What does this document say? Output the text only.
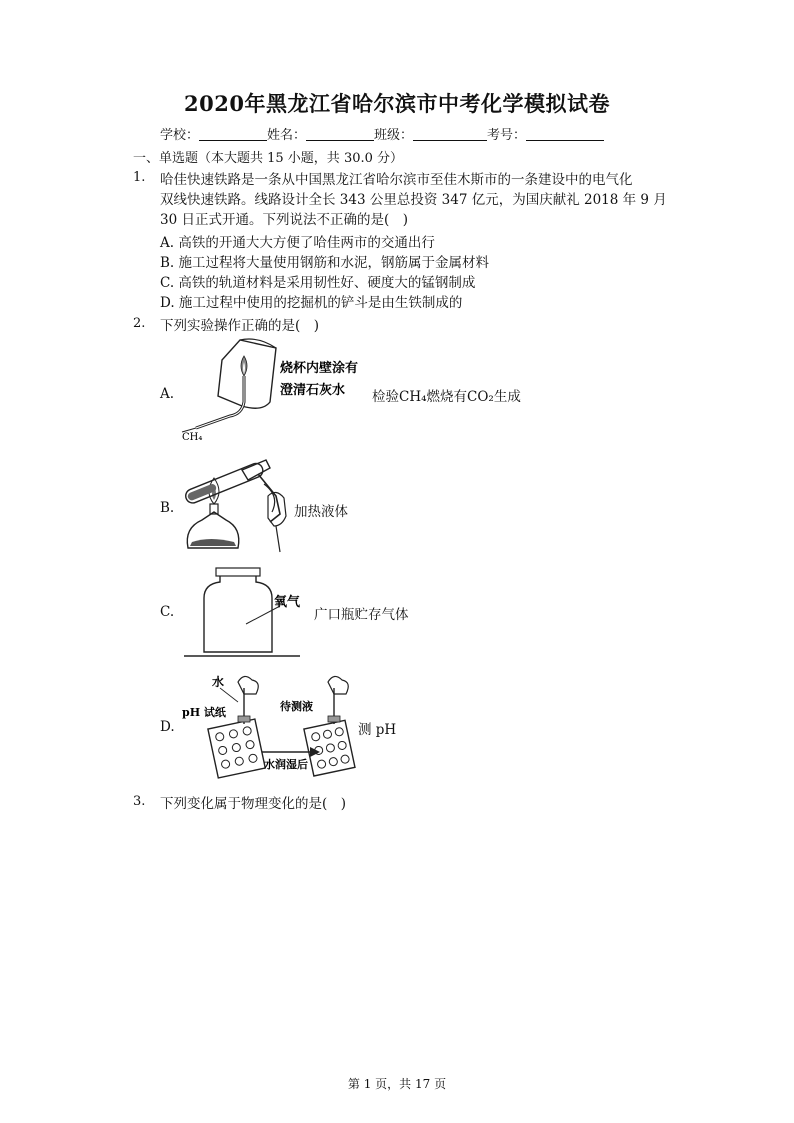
2020年黑龙江省哈尔滨市中考化学模拟试卷
学校：	姓名：	班级：	考号：
一、单选题（本大题共 15 小题，共 30.0 分）
1. 哈佳快速铁路是一条从中国黑龙江省哈尔滨市至佳木斯市的一条建设中的电气化
双线快速铁路。线路设计全长 343 公里总投资 347 亿元，为国庆献礼 2018 年 9 月
30 日正式开通。下列说法不正确的是(　)
A. 高铁的开通大大方便了哈佳两市的交通出行
B. 施工过程将大量使用钢筋和水泥，钢筋属于金属材料
C. 高铁的轨道材料是采用韧性好、硬度大的锰钢制成
D. 施工过程中使用的挖掘机的铲斗是由生铁制成的
2. 下列实验操作正确的是(　)
A.
CH₄
烧杯内壁涂有
澄清石灰水 检验CH₄燃烧有CO₂生成
B.	加热液体
C.
氧气
广口瓶贮存气体
D.
水
pH 试纸
水润湿后
待测液
测 pH
3. 下列变化属于物理变化的是(　)
第 1 页，共 17 页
- - - - - - -
## WHAT YOU WILL DO
Except for the pictures, give all the material above again verbatim.

## SOLVED PROBLEM
What does this document say? Output the text only.
2020年黑龙江省哈尔滨市中考化学模拟试卷
学校：	姓名：	班级：	考号：
一、单选题（本大题共 15 小题，共 30.0 分）
1. 哈佳快速铁路是一条从中国黑龙江省哈尔滨市至佳木斯市的一条建设中的电气化
双线快速铁路。线路设计全长 343 公里总投资 347 亿元，为国庆献礼 2018 年 9 月
30 日正式开通。下列说法不正确的是(　)
A. 高铁的开通大大方便了哈佳两市的交通出行
B. 施工过程将大量使用钢筋和水泥，钢筋属于金属材料
C. 高铁的轨道材料是采用韧性好、硬度大的锰钢制成
D. 施工过程中使用的挖掘机的铲斗是由生铁制成的
2. 下列实验操作正确的是(　)
A.
CH₄
烧杯内壁涂有
澄清石灰水 检验CH₄燃烧有CO₂生成
B.	加热液体
C.
氧气
广口瓶贮存气体
D.
水
pH 试纸
水润湿后
待测液
测 pH
3. 下列变化属于物理变化的是(　)
第 1 页，共 17 页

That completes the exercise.